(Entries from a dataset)
==========

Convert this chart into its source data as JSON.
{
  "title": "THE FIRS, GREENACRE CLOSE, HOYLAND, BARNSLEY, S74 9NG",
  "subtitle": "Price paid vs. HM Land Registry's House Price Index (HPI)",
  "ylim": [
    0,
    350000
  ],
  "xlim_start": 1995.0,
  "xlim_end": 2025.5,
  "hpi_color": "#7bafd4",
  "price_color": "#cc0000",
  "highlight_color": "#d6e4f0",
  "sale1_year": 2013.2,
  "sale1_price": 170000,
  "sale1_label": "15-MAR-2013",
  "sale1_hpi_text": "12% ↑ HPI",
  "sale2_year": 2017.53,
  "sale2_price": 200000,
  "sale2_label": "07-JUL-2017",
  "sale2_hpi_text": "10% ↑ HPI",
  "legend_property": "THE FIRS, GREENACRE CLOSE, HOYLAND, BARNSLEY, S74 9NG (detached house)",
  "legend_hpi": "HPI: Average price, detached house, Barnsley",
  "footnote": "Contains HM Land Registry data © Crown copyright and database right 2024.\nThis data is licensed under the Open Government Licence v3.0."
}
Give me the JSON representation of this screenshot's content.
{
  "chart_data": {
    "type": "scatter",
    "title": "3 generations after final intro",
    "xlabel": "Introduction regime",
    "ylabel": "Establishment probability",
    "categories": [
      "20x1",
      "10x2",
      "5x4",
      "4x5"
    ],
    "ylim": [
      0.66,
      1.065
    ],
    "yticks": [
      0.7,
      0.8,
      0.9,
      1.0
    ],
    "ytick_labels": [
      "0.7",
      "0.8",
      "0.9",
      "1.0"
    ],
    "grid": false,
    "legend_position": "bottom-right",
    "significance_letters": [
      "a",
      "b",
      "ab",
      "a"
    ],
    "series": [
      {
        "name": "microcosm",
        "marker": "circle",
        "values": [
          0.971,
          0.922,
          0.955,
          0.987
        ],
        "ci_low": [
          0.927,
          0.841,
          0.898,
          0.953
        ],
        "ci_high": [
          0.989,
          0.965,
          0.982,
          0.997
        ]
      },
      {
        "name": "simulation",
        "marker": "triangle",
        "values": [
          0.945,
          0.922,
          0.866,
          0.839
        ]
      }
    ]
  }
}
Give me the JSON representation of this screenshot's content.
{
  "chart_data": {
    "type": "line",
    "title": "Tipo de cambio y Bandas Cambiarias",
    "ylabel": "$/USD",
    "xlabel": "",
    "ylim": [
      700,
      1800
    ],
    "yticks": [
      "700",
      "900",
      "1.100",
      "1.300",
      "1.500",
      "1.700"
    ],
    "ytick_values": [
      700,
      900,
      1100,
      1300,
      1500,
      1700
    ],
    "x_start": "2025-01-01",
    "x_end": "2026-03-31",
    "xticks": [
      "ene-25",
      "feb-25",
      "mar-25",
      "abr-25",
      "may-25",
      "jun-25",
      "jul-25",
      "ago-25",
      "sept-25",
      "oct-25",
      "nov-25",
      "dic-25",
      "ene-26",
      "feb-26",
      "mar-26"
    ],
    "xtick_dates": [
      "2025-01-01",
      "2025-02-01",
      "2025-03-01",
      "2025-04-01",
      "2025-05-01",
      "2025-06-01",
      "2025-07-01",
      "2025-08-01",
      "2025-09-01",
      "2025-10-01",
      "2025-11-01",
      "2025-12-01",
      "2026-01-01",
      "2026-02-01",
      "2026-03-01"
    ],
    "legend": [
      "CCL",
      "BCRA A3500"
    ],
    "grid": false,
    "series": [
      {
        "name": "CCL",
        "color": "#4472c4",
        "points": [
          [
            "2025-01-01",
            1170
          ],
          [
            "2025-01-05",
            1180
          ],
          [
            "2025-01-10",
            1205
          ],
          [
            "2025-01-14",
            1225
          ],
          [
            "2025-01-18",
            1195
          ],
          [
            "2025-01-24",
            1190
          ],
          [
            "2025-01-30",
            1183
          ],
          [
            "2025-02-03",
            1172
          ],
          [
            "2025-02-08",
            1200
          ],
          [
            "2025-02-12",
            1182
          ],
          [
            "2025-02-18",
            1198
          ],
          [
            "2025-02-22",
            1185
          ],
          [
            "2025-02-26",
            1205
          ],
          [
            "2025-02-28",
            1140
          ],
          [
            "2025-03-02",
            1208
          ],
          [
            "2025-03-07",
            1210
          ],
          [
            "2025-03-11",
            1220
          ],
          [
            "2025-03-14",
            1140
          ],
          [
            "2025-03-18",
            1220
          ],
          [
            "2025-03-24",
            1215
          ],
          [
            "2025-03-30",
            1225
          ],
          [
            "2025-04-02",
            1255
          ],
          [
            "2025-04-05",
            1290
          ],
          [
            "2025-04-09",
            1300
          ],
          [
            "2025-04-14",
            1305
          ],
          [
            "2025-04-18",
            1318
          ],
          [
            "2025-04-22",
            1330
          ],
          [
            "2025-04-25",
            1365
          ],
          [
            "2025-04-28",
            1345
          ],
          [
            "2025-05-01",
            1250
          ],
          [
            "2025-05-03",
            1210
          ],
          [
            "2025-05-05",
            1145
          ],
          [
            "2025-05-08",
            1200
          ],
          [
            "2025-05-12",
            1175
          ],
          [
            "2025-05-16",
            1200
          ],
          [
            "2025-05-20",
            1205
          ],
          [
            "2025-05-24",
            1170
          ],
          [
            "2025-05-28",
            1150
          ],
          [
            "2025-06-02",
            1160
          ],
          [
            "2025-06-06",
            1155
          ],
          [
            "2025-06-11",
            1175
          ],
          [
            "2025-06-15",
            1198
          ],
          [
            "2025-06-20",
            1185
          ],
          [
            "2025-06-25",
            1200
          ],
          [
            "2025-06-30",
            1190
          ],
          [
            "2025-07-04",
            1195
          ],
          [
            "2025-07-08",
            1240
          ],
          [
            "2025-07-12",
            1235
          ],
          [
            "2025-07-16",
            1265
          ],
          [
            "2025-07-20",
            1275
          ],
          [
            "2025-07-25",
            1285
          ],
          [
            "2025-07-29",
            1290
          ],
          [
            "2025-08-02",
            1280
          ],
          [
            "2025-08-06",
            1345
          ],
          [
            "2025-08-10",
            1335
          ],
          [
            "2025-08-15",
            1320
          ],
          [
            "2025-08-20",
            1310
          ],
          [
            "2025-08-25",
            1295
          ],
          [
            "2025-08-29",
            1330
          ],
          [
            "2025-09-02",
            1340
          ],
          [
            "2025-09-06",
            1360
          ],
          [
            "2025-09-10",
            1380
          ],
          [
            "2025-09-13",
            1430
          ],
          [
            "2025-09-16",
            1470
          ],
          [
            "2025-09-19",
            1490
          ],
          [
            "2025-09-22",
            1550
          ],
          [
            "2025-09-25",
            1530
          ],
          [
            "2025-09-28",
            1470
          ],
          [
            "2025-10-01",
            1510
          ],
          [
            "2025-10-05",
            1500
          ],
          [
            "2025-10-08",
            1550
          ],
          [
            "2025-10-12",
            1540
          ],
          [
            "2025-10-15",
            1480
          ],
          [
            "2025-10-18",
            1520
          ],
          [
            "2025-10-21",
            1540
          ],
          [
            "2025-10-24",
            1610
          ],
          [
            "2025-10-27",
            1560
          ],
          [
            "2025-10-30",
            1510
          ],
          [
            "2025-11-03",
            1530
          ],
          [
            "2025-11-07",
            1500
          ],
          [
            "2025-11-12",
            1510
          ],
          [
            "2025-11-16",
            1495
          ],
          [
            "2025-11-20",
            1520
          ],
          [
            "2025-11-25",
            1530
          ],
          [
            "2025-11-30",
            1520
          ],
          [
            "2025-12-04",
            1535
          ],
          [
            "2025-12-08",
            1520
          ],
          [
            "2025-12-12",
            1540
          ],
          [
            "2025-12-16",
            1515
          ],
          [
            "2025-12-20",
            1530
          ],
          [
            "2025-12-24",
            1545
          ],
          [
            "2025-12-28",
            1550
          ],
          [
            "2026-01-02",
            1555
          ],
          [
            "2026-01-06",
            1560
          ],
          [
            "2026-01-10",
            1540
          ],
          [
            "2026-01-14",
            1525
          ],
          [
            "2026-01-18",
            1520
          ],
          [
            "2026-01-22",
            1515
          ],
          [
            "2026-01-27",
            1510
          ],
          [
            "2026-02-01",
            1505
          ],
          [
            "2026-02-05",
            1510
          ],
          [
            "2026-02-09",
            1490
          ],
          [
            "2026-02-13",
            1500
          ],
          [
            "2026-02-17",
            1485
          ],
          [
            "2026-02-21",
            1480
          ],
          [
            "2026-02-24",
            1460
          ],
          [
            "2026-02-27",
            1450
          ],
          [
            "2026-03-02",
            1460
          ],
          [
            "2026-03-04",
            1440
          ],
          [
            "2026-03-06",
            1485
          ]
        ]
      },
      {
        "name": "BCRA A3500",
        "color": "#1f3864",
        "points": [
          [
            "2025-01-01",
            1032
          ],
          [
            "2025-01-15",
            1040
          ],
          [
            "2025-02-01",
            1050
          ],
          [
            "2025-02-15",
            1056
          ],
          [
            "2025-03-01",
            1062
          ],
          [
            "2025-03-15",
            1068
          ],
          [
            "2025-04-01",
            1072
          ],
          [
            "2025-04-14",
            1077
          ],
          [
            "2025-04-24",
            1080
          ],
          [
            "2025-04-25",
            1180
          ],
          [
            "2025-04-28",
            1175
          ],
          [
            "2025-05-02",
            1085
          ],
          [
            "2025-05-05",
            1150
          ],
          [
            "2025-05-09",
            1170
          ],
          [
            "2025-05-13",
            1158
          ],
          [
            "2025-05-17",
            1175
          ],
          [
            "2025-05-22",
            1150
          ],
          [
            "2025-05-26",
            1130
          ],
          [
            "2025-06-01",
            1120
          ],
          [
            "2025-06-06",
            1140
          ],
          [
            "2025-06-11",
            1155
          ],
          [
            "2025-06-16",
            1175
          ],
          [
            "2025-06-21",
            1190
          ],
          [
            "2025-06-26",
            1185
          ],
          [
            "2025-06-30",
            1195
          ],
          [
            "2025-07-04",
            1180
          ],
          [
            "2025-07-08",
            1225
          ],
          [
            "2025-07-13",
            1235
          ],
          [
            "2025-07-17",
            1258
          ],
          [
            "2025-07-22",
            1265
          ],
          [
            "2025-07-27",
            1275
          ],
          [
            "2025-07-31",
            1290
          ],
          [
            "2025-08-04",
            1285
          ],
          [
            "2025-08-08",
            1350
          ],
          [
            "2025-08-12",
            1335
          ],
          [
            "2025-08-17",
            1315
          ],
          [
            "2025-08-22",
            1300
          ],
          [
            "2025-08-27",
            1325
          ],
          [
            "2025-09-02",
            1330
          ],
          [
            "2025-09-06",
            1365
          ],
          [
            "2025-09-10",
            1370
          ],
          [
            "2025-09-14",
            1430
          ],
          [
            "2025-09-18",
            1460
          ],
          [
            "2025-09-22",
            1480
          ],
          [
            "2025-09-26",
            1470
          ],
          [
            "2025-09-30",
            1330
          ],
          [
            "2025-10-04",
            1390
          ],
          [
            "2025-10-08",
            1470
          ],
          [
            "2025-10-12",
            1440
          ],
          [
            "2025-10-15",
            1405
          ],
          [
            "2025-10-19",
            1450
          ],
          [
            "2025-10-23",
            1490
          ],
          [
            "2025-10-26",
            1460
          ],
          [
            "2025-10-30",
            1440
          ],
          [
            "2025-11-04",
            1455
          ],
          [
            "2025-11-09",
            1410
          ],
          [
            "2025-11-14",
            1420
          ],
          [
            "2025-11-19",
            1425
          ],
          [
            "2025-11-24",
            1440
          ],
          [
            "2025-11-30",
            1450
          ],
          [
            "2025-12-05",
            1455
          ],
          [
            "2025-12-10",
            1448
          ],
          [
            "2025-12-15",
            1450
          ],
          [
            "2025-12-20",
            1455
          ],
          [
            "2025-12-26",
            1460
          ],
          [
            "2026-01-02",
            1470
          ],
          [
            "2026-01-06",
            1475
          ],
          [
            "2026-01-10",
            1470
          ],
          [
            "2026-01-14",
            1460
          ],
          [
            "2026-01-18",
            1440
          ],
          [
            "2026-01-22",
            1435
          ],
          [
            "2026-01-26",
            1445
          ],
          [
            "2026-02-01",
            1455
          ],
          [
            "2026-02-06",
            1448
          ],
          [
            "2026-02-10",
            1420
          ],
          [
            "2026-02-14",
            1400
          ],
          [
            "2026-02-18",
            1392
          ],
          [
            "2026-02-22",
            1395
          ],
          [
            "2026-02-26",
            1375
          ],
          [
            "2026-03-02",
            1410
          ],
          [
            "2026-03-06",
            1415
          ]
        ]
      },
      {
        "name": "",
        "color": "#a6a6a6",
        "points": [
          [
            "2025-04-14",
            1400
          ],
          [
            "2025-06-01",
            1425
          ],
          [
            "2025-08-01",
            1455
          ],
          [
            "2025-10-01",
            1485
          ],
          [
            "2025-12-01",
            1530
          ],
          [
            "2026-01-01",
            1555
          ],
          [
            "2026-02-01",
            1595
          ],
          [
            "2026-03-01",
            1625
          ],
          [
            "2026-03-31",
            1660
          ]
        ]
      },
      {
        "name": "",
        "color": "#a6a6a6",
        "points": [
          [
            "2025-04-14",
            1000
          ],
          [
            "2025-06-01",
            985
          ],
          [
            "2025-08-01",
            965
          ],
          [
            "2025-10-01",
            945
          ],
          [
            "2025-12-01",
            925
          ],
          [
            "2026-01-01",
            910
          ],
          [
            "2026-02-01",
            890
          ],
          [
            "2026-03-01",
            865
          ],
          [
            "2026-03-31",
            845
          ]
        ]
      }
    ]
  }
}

==========

Short task: Find the word "Registry" in the data and copy out each line where it turns up.

Response to the exercise:
  "subtitle": "Price paid vs. HM Land Registry's House Price Index (HPI)",
  "footnote": "Contains HM Land Registry data © Crown copyright and database right 2024.\nThis data is licensed under the Open Government Licence v3.0."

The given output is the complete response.